AIM OF THE EXERCISE:
Return each line of the listing that contains the string "briefs".

PROVIDED INFORMATION:
^^^^^^^^

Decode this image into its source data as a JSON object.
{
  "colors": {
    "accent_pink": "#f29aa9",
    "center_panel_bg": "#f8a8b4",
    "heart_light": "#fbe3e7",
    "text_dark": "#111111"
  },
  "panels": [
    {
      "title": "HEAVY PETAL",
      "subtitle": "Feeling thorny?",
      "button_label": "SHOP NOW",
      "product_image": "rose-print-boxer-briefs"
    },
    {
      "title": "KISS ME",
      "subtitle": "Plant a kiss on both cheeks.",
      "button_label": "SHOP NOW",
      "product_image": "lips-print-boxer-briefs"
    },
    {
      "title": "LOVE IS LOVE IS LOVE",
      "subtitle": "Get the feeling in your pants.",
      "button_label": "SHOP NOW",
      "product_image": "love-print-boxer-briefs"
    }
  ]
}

^^^^^^^^

FINISHED TASK:
      "product_image": "rose-print-boxer-briefs"
      "product_image": "lips-print-boxer-briefs"
      "product_image": "love-print-boxer-briefs"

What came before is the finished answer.